> **How to complete this task**
Your answer should be one number: the count of lines in these entries that hold the word "Daily".

> **Material for this exercise**
- Opening Delimiter -

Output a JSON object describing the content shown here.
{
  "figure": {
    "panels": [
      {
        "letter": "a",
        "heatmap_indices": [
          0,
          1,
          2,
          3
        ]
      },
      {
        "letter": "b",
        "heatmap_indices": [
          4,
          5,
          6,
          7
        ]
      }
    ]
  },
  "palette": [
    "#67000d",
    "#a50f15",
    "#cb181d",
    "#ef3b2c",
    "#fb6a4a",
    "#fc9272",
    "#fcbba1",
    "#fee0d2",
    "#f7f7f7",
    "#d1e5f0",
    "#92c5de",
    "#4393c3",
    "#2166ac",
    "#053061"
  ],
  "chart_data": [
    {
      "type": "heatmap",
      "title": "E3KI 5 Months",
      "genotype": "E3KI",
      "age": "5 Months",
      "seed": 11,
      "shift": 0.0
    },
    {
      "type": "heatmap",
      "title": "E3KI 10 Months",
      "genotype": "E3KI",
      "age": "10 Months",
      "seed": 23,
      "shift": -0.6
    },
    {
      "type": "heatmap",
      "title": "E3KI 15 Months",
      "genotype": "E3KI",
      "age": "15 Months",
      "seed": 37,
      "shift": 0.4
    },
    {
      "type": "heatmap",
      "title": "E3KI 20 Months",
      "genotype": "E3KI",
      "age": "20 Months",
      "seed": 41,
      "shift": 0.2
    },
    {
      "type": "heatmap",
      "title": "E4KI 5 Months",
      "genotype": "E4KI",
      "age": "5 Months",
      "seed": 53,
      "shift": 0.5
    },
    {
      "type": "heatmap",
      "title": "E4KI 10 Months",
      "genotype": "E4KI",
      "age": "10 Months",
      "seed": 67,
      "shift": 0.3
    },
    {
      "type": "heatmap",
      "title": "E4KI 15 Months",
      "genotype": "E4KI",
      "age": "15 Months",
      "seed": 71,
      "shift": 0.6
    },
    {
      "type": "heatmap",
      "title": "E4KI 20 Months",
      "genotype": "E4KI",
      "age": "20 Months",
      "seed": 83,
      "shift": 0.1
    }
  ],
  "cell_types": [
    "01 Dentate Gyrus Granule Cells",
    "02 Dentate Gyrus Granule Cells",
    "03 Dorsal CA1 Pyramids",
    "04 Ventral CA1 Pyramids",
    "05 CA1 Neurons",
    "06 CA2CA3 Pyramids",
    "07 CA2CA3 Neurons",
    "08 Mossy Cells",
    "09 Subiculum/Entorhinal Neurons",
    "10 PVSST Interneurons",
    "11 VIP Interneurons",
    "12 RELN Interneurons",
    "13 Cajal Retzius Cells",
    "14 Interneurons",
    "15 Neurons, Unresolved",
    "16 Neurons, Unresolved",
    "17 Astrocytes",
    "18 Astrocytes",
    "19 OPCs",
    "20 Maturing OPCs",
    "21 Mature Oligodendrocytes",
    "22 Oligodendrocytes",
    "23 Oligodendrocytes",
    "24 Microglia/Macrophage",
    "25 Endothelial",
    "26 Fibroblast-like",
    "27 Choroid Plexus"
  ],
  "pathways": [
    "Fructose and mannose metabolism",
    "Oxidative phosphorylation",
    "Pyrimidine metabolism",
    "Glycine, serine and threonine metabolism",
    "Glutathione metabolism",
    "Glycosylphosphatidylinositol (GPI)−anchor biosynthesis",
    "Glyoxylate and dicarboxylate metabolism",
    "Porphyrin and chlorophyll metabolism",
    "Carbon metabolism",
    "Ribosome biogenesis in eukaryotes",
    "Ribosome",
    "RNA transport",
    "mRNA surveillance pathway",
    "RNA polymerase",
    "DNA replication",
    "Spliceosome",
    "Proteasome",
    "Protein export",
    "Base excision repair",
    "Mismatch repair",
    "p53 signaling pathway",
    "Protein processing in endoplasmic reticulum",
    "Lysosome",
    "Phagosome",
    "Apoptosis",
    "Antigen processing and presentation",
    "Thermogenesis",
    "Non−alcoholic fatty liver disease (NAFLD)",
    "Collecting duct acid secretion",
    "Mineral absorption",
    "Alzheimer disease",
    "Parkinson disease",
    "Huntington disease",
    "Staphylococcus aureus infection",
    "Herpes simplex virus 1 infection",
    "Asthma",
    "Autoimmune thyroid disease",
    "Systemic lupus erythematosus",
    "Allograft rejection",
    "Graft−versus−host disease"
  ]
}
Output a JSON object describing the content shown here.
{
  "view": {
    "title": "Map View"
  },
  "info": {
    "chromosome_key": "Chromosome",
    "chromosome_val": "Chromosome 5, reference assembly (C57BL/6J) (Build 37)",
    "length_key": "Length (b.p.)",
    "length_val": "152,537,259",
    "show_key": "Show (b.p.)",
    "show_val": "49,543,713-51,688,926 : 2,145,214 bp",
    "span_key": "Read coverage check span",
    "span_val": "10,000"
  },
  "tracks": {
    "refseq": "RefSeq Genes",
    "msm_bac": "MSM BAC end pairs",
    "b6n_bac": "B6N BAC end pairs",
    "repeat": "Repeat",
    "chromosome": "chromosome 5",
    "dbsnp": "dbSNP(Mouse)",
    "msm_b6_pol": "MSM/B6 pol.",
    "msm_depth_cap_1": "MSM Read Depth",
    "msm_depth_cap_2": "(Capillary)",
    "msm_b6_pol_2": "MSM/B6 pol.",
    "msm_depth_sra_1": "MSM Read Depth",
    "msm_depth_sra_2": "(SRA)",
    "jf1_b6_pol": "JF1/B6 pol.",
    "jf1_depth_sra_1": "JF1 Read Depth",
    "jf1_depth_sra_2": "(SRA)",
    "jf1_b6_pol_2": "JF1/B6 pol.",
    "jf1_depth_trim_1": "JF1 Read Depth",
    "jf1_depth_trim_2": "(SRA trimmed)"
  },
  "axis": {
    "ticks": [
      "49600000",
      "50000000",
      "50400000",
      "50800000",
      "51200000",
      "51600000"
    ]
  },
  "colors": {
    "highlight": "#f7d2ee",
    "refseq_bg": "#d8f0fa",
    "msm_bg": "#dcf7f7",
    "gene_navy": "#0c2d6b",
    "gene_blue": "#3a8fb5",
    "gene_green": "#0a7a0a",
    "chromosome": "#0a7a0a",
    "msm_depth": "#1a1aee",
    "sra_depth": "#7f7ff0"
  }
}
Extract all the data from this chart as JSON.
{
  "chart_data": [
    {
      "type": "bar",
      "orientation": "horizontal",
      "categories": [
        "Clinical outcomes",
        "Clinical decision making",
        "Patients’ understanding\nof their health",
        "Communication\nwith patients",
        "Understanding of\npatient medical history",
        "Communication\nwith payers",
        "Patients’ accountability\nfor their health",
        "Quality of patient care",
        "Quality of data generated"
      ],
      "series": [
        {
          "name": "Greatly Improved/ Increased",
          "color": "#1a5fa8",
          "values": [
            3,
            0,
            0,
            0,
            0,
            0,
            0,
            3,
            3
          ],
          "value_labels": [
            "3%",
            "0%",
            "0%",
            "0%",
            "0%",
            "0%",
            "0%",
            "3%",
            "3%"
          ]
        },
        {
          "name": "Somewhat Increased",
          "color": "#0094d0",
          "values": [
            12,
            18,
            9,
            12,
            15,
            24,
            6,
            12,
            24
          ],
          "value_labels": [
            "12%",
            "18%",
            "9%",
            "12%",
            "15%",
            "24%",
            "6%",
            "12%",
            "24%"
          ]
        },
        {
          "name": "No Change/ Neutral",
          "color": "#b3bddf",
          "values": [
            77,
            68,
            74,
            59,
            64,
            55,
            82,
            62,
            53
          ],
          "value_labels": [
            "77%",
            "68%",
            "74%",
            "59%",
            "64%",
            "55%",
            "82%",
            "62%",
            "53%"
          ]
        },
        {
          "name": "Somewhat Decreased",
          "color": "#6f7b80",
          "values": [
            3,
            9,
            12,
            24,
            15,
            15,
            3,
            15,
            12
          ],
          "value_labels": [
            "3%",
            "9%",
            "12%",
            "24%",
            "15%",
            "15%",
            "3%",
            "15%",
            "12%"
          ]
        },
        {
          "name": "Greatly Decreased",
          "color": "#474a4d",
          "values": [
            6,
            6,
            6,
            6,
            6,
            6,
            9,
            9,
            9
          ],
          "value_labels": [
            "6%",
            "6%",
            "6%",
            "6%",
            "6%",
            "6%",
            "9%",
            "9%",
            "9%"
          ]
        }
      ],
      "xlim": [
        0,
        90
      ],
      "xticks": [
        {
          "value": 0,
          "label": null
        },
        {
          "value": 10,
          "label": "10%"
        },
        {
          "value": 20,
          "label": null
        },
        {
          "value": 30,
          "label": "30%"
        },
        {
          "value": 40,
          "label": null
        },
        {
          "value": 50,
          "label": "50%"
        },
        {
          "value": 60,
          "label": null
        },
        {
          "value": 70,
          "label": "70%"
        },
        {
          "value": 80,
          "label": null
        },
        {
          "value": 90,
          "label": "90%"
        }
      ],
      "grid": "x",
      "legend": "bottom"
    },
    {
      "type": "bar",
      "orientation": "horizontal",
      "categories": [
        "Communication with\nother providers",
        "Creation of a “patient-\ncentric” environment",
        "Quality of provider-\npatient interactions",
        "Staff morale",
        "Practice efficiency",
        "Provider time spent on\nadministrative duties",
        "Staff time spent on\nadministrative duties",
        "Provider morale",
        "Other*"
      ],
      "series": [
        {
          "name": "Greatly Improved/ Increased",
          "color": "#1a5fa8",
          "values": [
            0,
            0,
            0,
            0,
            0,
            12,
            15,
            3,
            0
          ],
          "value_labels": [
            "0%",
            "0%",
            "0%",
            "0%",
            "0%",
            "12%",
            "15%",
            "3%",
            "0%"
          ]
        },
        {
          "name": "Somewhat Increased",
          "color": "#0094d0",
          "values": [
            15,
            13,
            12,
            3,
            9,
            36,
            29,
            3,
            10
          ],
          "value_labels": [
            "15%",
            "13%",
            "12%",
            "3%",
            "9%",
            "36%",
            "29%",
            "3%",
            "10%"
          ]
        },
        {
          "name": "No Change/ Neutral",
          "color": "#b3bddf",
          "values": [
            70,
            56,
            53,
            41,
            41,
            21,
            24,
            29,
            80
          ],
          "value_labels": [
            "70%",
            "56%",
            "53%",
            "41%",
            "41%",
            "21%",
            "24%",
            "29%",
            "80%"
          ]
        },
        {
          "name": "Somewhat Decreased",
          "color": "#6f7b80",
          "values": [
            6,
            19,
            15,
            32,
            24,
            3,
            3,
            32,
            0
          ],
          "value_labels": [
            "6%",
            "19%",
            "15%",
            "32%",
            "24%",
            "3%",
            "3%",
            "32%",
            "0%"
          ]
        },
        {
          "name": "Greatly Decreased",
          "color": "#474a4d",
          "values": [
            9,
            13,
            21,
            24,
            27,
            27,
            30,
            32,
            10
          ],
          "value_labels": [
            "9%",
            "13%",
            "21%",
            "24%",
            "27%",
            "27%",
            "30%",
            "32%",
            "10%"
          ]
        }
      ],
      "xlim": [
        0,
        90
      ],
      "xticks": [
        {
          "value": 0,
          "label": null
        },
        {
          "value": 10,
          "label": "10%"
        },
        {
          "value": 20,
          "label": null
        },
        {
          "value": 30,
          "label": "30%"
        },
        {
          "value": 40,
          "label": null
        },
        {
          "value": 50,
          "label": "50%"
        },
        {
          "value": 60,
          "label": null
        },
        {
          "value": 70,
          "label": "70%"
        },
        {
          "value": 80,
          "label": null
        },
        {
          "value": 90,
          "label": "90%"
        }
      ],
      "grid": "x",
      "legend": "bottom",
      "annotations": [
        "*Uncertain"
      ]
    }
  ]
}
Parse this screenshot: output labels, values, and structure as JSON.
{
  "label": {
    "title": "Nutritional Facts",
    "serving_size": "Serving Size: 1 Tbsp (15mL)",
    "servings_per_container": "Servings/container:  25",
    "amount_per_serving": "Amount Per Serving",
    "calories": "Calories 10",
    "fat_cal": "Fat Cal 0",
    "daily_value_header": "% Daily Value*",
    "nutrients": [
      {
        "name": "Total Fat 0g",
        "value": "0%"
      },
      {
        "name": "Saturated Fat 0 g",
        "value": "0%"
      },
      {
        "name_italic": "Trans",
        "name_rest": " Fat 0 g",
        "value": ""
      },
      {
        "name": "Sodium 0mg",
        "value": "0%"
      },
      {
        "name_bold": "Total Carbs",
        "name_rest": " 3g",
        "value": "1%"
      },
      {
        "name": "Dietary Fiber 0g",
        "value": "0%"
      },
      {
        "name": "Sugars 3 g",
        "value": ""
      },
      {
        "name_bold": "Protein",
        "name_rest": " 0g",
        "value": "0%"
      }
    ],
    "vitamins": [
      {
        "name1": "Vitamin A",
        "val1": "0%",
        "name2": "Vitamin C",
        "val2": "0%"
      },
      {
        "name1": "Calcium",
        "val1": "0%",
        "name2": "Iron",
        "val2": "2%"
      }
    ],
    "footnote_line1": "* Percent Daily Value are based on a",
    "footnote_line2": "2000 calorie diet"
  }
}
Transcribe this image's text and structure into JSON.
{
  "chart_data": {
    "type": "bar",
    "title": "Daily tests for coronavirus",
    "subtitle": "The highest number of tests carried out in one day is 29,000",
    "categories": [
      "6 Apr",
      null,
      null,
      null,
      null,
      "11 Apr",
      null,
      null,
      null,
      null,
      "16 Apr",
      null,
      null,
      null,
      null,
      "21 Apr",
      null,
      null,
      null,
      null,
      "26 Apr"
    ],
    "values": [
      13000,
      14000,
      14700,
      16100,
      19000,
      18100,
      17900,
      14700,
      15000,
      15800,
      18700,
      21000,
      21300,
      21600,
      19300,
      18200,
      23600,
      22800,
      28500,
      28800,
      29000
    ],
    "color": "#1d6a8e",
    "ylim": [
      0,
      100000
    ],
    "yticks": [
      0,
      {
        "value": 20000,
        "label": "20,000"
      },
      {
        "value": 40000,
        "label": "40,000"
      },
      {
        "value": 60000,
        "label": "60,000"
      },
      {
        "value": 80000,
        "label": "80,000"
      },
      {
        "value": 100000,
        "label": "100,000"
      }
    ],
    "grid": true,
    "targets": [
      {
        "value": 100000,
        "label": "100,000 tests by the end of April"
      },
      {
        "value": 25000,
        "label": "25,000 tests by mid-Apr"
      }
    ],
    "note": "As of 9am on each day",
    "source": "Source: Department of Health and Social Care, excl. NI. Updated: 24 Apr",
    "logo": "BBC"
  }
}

- Closing Delimiter -

> **Written answer**
3